**Saved entries:**
○ ○ ○
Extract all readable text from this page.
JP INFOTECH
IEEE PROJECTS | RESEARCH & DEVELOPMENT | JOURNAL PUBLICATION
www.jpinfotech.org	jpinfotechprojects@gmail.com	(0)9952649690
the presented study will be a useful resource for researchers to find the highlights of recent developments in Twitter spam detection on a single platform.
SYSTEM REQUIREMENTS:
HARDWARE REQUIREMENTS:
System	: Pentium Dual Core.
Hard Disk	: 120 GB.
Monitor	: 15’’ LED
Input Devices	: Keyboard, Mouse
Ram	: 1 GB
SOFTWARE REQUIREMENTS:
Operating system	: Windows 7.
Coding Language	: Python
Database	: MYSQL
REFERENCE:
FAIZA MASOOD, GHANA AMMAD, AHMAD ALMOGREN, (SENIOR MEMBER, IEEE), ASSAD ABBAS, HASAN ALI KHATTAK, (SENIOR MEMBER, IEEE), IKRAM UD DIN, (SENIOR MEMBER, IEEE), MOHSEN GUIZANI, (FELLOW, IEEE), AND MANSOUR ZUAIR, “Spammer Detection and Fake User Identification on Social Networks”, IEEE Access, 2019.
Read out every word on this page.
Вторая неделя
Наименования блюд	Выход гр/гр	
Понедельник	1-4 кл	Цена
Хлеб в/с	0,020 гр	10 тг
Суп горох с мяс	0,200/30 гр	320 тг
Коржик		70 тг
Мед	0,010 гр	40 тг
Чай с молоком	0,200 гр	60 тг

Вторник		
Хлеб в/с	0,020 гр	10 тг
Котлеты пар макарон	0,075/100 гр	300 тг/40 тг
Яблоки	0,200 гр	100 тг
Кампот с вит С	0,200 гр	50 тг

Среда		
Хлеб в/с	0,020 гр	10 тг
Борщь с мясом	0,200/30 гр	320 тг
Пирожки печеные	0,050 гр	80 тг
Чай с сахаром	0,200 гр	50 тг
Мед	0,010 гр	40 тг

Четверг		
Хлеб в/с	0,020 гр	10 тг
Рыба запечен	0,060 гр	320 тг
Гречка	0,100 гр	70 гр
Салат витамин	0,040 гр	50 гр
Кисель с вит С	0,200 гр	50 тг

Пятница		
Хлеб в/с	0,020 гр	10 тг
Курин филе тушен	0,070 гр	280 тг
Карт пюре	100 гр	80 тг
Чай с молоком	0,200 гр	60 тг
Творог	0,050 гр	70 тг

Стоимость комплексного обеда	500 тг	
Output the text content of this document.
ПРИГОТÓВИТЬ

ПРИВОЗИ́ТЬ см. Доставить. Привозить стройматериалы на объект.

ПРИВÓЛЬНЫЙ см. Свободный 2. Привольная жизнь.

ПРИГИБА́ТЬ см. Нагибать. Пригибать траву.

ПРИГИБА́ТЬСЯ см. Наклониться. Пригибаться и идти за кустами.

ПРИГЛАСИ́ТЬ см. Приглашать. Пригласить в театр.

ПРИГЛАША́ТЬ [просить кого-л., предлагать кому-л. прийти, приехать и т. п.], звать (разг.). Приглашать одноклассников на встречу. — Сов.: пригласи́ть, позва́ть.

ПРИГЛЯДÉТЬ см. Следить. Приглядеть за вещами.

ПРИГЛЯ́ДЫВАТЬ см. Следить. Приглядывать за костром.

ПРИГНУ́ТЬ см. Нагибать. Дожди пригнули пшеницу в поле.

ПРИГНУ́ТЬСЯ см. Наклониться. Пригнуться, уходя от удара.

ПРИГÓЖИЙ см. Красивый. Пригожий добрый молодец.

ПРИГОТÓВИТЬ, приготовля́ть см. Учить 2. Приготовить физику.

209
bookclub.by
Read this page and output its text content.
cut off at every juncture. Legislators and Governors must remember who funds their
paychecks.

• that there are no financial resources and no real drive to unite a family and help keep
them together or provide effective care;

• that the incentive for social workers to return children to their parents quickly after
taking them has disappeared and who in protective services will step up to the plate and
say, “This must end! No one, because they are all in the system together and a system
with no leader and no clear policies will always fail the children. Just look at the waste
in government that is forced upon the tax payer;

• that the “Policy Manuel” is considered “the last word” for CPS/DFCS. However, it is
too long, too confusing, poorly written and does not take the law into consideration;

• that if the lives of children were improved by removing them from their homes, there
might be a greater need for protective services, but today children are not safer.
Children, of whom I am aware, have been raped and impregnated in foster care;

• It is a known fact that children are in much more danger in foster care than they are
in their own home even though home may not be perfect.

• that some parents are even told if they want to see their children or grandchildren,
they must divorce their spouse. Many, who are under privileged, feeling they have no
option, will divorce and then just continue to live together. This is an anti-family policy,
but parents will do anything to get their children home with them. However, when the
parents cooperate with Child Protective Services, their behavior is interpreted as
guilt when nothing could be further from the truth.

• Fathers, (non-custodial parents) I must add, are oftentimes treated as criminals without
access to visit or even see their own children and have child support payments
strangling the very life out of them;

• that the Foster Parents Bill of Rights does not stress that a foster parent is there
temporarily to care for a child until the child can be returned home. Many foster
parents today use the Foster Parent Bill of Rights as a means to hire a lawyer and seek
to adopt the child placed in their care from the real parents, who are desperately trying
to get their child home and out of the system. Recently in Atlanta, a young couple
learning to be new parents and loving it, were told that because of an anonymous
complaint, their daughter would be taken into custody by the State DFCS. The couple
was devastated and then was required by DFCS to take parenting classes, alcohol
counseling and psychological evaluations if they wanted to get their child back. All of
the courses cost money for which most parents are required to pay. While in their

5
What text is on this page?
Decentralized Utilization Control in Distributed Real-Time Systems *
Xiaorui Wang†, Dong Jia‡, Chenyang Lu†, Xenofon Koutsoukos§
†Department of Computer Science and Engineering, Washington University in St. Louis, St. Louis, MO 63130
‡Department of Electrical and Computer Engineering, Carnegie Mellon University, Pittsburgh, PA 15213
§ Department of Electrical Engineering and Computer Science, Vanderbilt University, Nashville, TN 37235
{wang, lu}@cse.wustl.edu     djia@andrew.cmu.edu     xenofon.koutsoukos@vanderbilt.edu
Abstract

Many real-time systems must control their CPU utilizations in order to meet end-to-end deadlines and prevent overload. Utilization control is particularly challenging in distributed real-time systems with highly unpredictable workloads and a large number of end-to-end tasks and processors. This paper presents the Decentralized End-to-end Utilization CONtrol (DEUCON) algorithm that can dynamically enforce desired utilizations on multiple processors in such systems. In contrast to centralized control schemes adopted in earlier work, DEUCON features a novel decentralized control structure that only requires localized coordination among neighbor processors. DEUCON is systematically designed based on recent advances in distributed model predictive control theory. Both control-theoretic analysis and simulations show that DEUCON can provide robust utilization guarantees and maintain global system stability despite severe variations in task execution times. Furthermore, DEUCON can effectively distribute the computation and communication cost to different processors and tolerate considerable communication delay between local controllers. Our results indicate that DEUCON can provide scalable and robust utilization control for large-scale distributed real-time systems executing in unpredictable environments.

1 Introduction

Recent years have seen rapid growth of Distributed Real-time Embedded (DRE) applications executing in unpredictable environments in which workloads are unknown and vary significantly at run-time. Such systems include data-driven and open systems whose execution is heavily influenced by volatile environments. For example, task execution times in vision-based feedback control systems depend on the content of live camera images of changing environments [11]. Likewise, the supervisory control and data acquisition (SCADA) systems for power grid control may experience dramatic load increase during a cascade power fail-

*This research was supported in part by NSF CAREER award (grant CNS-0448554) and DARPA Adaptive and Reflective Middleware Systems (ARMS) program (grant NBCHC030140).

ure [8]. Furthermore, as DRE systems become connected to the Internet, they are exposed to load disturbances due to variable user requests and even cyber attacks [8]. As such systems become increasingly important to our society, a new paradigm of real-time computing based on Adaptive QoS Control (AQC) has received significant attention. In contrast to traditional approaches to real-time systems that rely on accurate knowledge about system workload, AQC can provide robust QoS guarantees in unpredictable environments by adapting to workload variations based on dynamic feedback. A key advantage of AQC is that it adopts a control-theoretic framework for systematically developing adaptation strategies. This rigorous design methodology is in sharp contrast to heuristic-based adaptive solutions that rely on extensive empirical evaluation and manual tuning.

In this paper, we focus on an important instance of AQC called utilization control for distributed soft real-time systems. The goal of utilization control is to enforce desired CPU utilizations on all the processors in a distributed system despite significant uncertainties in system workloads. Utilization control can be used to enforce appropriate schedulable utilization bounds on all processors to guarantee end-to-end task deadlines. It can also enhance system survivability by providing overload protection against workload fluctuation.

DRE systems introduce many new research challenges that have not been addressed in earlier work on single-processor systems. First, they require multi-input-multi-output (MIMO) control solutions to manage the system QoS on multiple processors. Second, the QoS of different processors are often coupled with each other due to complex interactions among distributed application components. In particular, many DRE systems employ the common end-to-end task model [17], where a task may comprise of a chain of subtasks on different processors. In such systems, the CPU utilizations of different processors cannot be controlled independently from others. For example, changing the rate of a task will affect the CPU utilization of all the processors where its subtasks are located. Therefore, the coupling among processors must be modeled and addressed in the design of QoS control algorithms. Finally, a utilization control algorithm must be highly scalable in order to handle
○ ○ ○
**Aim of the exercise:** Pick out each line containing "family" and report it.

**Result:**
• that there are no financial resources and no real drive to unite a family and help keep
option, will divorce and then just continue to live together. This is an anti-family policy,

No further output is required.